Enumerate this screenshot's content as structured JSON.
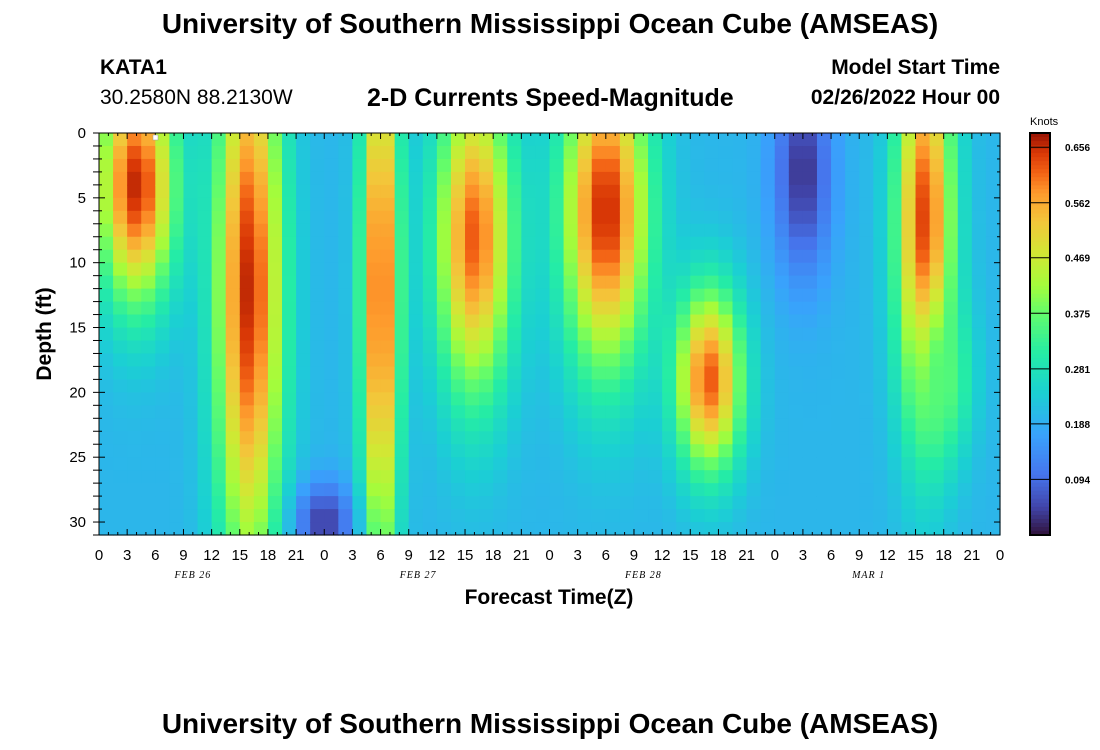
{
  "titles": {
    "top": "University of Southern Mississippi Ocean Cube (AMSEAS)",
    "bottom": "University of Southern Mississippi Ocean Cube (AMSEAS)"
  },
  "header": {
    "station_id": "KATA1",
    "coords": "30.2580N  88.2130W",
    "plot_title": "2-D Currents Speed-Magnitude",
    "start_label": "Model Start Time",
    "start_value": "02/26/2022 Hour 00"
  },
  "chart_data": {
    "type": "heatmap",
    "title": "2-D Currents Speed-Magnitude",
    "xlabel": "Forecast Time(Z)",
    "ylabel": "Depth (ft)",
    "x_range_hours": [
      0,
      96
    ],
    "y_range_ft": [
      0,
      31
    ],
    "x_tick_labels": [
      "0",
      "3",
      "6",
      "9",
      "12",
      "15",
      "18",
      "21",
      "0",
      "3",
      "6",
      "9",
      "12",
      "15",
      "18",
      "21",
      "0",
      "3",
      "6",
      "9",
      "12",
      "15",
      "18",
      "21",
      "0",
      "3",
      "6",
      "9",
      "12",
      "15",
      "18",
      "21",
      "0"
    ],
    "y_ticks": [
      0,
      5,
      10,
      15,
      20,
      25,
      30
    ],
    "date_labels": [
      {
        "label": "FEB 26",
        "hour": 10
      },
      {
        "label": "FEB 27",
        "hour": 34
      },
      {
        "label": "FEB 28",
        "hour": 58
      },
      {
        "label": "MAR 1",
        "hour": 82
      }
    ],
    "colorbar": {
      "unit": "Knots",
      "min": 0.0,
      "max": 0.68,
      "ticks": [
        0.656,
        0.562,
        0.469,
        0.375,
        0.281,
        0.188,
        0.094
      ],
      "tick_labels": [
        "0.656",
        "0.562",
        "0.469",
        "0.375",
        "0.281",
        "0.188",
        "0.094"
      ]
    },
    "speed_features_knots": [
      {
        "hour": 4,
        "depth": 4,
        "speed": 0.66,
        "hw": 4.0,
        "dh": 9
      },
      {
        "hour": 16,
        "depth": 12,
        "speed": 0.66,
        "hw": 3.5,
        "dh": 22
      },
      {
        "hour": 30,
        "depth": 12,
        "speed": 0.64,
        "hw": 2.0,
        "dh": 22
      },
      {
        "hour": 40,
        "depth": 8,
        "speed": 0.62,
        "hw": 4.0,
        "dh": 12
      },
      {
        "hour": 54,
        "depth": 6,
        "speed": 0.66,
        "hw": 4.5,
        "dh": 12
      },
      {
        "hour": 65,
        "depth": 19,
        "speed": 0.62,
        "hw": 3.5,
        "dh": 7
      },
      {
        "hour": 88,
        "depth": 7,
        "speed": 0.64,
        "hw": 3.0,
        "dh": 15
      },
      {
        "hour": 90,
        "depth": 19,
        "speed": 0.36,
        "hw": 3.0,
        "dh": 6
      },
      {
        "hour": 75,
        "depth": 3,
        "speed": 0.03,
        "hw": 3.0,
        "dh": 8
      },
      {
        "hour": 24,
        "depth": 30,
        "speed": 0.04,
        "hw": 3.0,
        "dh": 3
      }
    ]
  }
}
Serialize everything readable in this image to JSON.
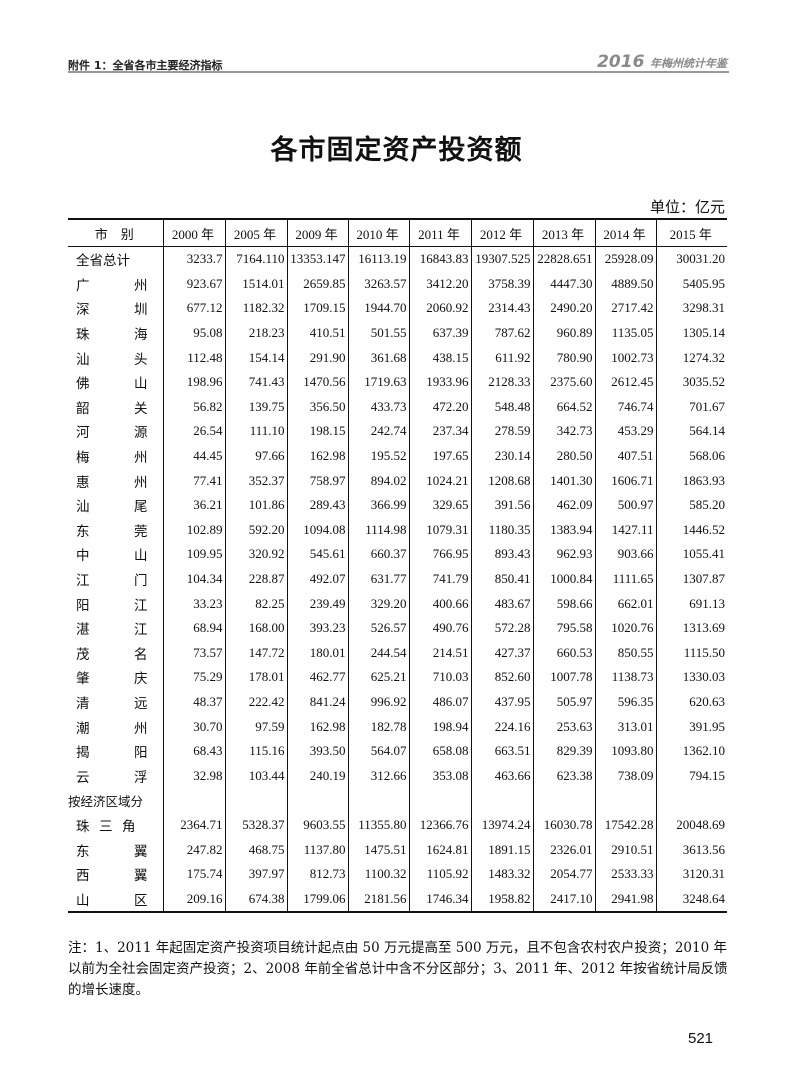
{
  "header": {
    "left": "附件 1：全省各市主要经济指标",
    "right_year": "2016",
    "right_book": "年梅州统计年鉴"
  },
  "title": "各市固定资产投资额",
  "unit": "单位：亿元",
  "table": {
    "columns": [
      "市　别",
      "2000 年",
      "2005 年",
      "2009 年",
      "2010 年",
      "2011 年",
      "2012 年",
      "2013 年",
      "2014 年",
      "2015 年"
    ],
    "rows": [
      {
        "name": [
          "全省总计"
        ],
        "values": [
          "3233.7",
          "7164.110",
          "13353.147",
          "16113.19",
          "16843.83",
          "19307.525",
          "22828.651",
          "25928.09",
          "30031.20"
        ]
      },
      {
        "name": [
          "广",
          "州"
        ],
        "values": [
          "923.67",
          "1514.01",
          "2659.85",
          "3263.57",
          "3412.20",
          "3758.39",
          "4447.30",
          "4889.50",
          "5405.95"
        ]
      },
      {
        "name": [
          "深",
          "圳"
        ],
        "values": [
          "677.12",
          "1182.32",
          "1709.15",
          "1944.70",
          "2060.92",
          "2314.43",
          "2490.20",
          "2717.42",
          "3298.31"
        ]
      },
      {
        "name": [
          "珠",
          "海"
        ],
        "values": [
          "95.08",
          "218.23",
          "410.51",
          "501.55",
          "637.39",
          "787.62",
          "960.89",
          "1135.05",
          "1305.14"
        ]
      },
      {
        "name": [
          "汕",
          "头"
        ],
        "values": [
          "112.48",
          "154.14",
          "291.90",
          "361.68",
          "438.15",
          "611.92",
          "780.90",
          "1002.73",
          "1274.32"
        ]
      },
      {
        "name": [
          "佛",
          "山"
        ],
        "values": [
          "198.96",
          "741.43",
          "1470.56",
          "1719.63",
          "1933.96",
          "2128.33",
          "2375.60",
          "2612.45",
          "3035.52"
        ]
      },
      {
        "name": [
          "韶",
          "关"
        ],
        "values": [
          "56.82",
          "139.75",
          "356.50",
          "433.73",
          "472.20",
          "548.48",
          "664.52",
          "746.74",
          "701.67"
        ]
      },
      {
        "name": [
          "河",
          "源"
        ],
        "values": [
          "26.54",
          "111.10",
          "198.15",
          "242.74",
          "237.34",
          "278.59",
          "342.73",
          "453.29",
          "564.14"
        ]
      },
      {
        "name": [
          "梅",
          "州"
        ],
        "values": [
          "44.45",
          "97.66",
          "162.98",
          "195.52",
          "197.65",
          "230.14",
          "280.50",
          "407.51",
          "568.06"
        ]
      },
      {
        "name": [
          "惠",
          "州"
        ],
        "values": [
          "77.41",
          "352.37",
          "758.97",
          "894.02",
          "1024.21",
          "1208.68",
          "1401.30",
          "1606.71",
          "1863.93"
        ]
      },
      {
        "name": [
          "汕",
          "尾"
        ],
        "values": [
          "36.21",
          "101.86",
          "289.43",
          "366.99",
          "329.65",
          "391.56",
          "462.09",
          "500.97",
          "585.20"
        ]
      },
      {
        "name": [
          "东",
          "莞"
        ],
        "values": [
          "102.89",
          "592.20",
          "1094.08",
          "1114.98",
          "1079.31",
          "1180.35",
          "1383.94",
          "1427.11",
          "1446.52"
        ]
      },
      {
        "name": [
          "中",
          "山"
        ],
        "values": [
          "109.95",
          "320.92",
          "545.61",
          "660.37",
          "766.95",
          "893.43",
          "962.93",
          "903.66",
          "1055.41"
        ]
      },
      {
        "name": [
          "江",
          "门"
        ],
        "values": [
          "104.34",
          "228.87",
          "492.07",
          "631.77",
          "741.79",
          "850.41",
          "1000.84",
          "1111.65",
          "1307.87"
        ]
      },
      {
        "name": [
          "阳",
          "江"
        ],
        "values": [
          "33.23",
          "82.25",
          "239.49",
          "329.20",
          "400.66",
          "483.67",
          "598.66",
          "662.01",
          "691.13"
        ]
      },
      {
        "name": [
          "湛",
          "江"
        ],
        "values": [
          "68.94",
          "168.00",
          "393.23",
          "526.57",
          "490.76",
          "572.28",
          "795.58",
          "1020.76",
          "1313.69"
        ]
      },
      {
        "name": [
          "茂",
          "名"
        ],
        "values": [
          "73.57",
          "147.72",
          "180.01",
          "244.54",
          "214.51",
          "427.37",
          "660.53",
          "850.55",
          "1115.50"
        ]
      },
      {
        "name": [
          "肇",
          "庆"
        ],
        "values": [
          "75.29",
          "178.01",
          "462.77",
          "625.21",
          "710.03",
          "852.60",
          "1007.78",
          "1138.73",
          "1330.03"
        ]
      },
      {
        "name": [
          "清",
          "远"
        ],
        "values": [
          "48.37",
          "222.42",
          "841.24",
          "996.92",
          "486.07",
          "437.95",
          "505.97",
          "596.35",
          "620.63"
        ]
      },
      {
        "name": [
          "潮",
          "州"
        ],
        "values": [
          "30.70",
          "97.59",
          "162.98",
          "182.78",
          "198.94",
          "224.16",
          "253.63",
          "313.01",
          "391.95"
        ]
      },
      {
        "name": [
          "揭",
          "阳"
        ],
        "values": [
          "68.43",
          "115.16",
          "393.50",
          "564.07",
          "658.08",
          "663.51",
          "829.39",
          "1093.80",
          "1362.10"
        ]
      },
      {
        "name": [
          "云",
          "浮"
        ],
        "values": [
          "32.98",
          "103.44",
          "240.19",
          "312.66",
          "353.08",
          "463.66",
          "623.38",
          "738.09",
          "794.15"
        ]
      },
      {
        "section": "按经济区域分"
      },
      {
        "name": [
          "珠",
          "三",
          "角"
        ],
        "values": [
          "2364.71",
          "5328.37",
          "9603.55",
          "11355.80",
          "12366.76",
          "13974.24",
          "16030.78",
          "17542.28",
          "20048.69"
        ]
      },
      {
        "name": [
          "东",
          "翼"
        ],
        "values": [
          "247.82",
          "468.75",
          "1137.80",
          "1475.51",
          "1624.81",
          "1891.15",
          "2326.01",
          "2910.51",
          "3613.56"
        ]
      },
      {
        "name": [
          "西",
          "翼"
        ],
        "values": [
          "175.74",
          "397.97",
          "812.73",
          "1100.32",
          "1105.92",
          "1483.32",
          "2054.77",
          "2533.33",
          "3120.31"
        ]
      },
      {
        "name": [
          "山",
          "区"
        ],
        "values": [
          "209.16",
          "674.38",
          "1799.06",
          "2181.56",
          "1746.34",
          "1958.82",
          "2417.10",
          "2941.98",
          "3248.64"
        ]
      }
    ]
  },
  "notes": "注：1、2011 年起固定资产投资项目统计起点由 50 万元提高至 500 万元，且不包含农村农户投资；2010 年以前为全社会固定资产投资；2、2008 年前全省总计中含不分区部分；3、2011 年、2012 年按省统计局反馈的增长速度。",
  "page_number": "521"
}
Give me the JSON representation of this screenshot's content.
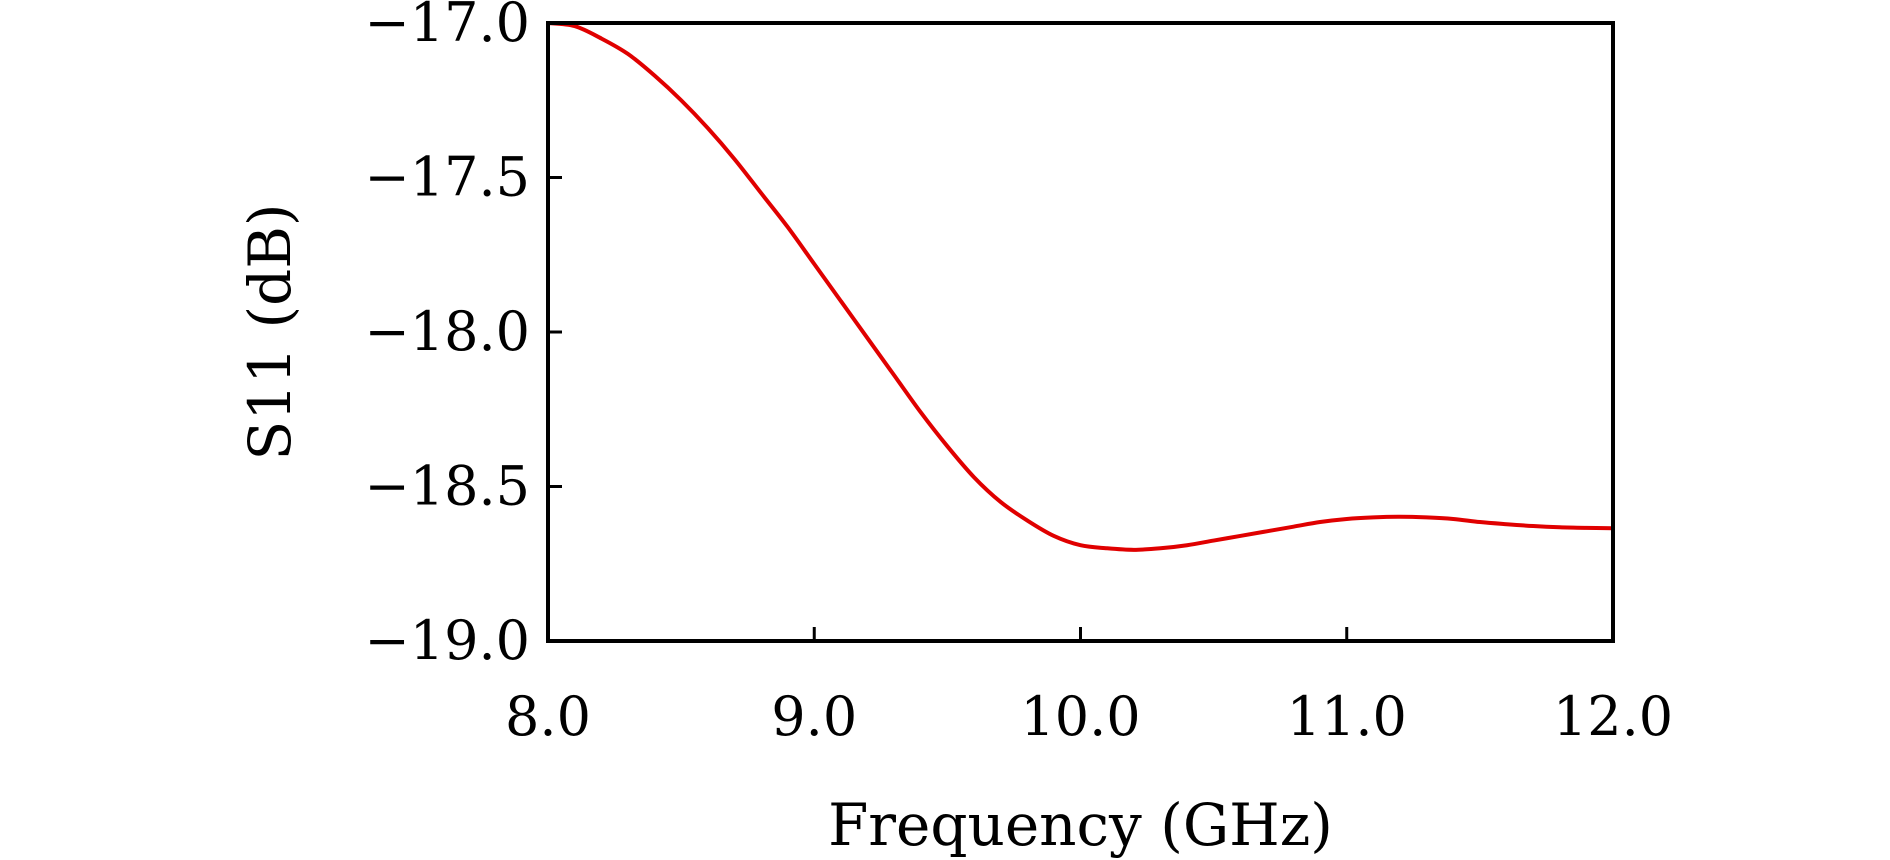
{
  "chart_data": {
    "type": "line",
    "title": "",
    "xlabel": "Frequency (GHz)",
    "ylabel": "S11 (dB)",
    "xlim": [
      8.0,
      12.0
    ],
    "ylim": [
      -19.0,
      -17.0
    ],
    "x_ticks": [
      8.0,
      9.0,
      10.0,
      11.0,
      12.0
    ],
    "x_tick_labels": [
      "8.0",
      "9.0",
      "10.0",
      "11.0",
      "12.0"
    ],
    "y_ticks": [
      -19.0,
      -18.5,
      -18.0,
      -17.5,
      -17.0
    ],
    "y_tick_labels": [
      "−19.0",
      "−18.5",
      "−18.0",
      "−17.5",
      "−17.0"
    ],
    "grid": false,
    "series": [
      {
        "color": "#e00000",
        "x": [
          8.0,
          8.1,
          8.2,
          8.3,
          8.4,
          8.5,
          8.6,
          8.7,
          8.8,
          8.9,
          9.0,
          9.1,
          9.2,
          9.3,
          9.4,
          9.5,
          9.6,
          9.7,
          9.8,
          9.9,
          10.0,
          10.1,
          10.2,
          10.3,
          10.4,
          10.5,
          10.6,
          10.7,
          10.8,
          10.9,
          11.0,
          11.1,
          11.2,
          11.3,
          11.4,
          11.5,
          11.6,
          11.7,
          11.8,
          11.9,
          12.0
        ],
        "y": [
          -17.0,
          -17.01,
          -17.05,
          -17.1,
          -17.17,
          -17.25,
          -17.34,
          -17.44,
          -17.55,
          -17.66,
          -17.78,
          -17.9,
          -18.02,
          -18.14,
          -18.26,
          -18.37,
          -18.47,
          -18.55,
          -18.61,
          -18.66,
          -18.69,
          -18.7,
          -18.705,
          -18.7,
          -18.69,
          -18.675,
          -18.66,
          -18.645,
          -18.63,
          -18.615,
          -18.605,
          -18.6,
          -18.598,
          -18.6,
          -18.605,
          -18.615,
          -18.622,
          -18.628,
          -18.632,
          -18.634,
          -18.635
        ]
      }
    ]
  }
}
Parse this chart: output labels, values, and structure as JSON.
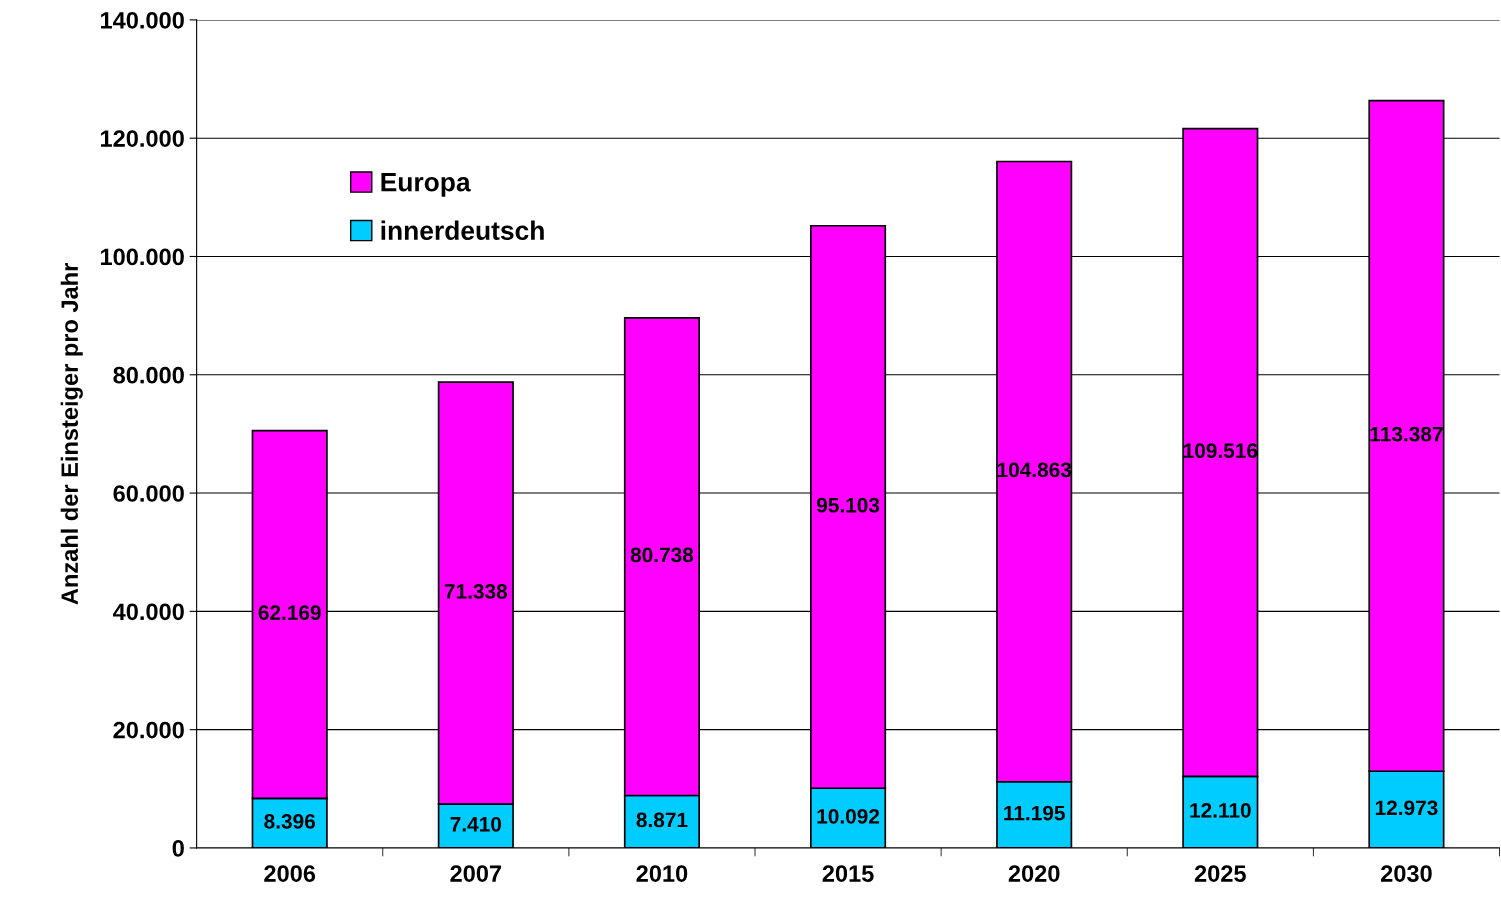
{
  "chart_data": {
    "type": "bar",
    "stacked": true,
    "ylabel": "Anzahl der Einsteiger pro Jahr",
    "categories": [
      "2006",
      "2007",
      "2010",
      "2015",
      "2020",
      "2025",
      "2030"
    ],
    "series": [
      {
        "name": "innerdeutsch",
        "color": "#00ccff",
        "values": [
          8396,
          7410,
          8871,
          10092,
          11195,
          12110,
          12973
        ],
        "value_labels": [
          "8.396",
          "7.410",
          "8.871",
          "10.092",
          "11.195",
          "12.110",
          "12.973"
        ]
      },
      {
        "name": "Europa",
        "color": "#ff00ff",
        "values": [
          62169,
          71338,
          80738,
          95103,
          104863,
          109516,
          113387
        ],
        "value_labels": [
          "62.169",
          "71.338",
          "80.738",
          "95.103",
          "104.863",
          "109.516",
          "113.387"
        ]
      }
    ],
    "ylim": [
      0,
      140000
    ],
    "yticks": [
      {
        "value": 0,
        "label": "0"
      },
      {
        "value": 20000,
        "label": "20.000"
      },
      {
        "value": 40000,
        "label": "40.000"
      },
      {
        "value": 60000,
        "label": "60.000"
      },
      {
        "value": 80000,
        "label": "80.000"
      },
      {
        "value": 100000,
        "label": "100.000"
      },
      {
        "value": 120000,
        "label": "120.000"
      },
      {
        "value": 140000,
        "label": "140.000"
      }
    ],
    "grid": "y",
    "legend": "top left"
  }
}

[Set task]
Find all lines where the word "Cube" appears. Copy them.

[Exercise output]
    "top": "University of Southern Mississippi Ocean Cube (AMSEAS)",
    "bottom": "University of Southern Mississippi Ocean Cube (AMSEAS)"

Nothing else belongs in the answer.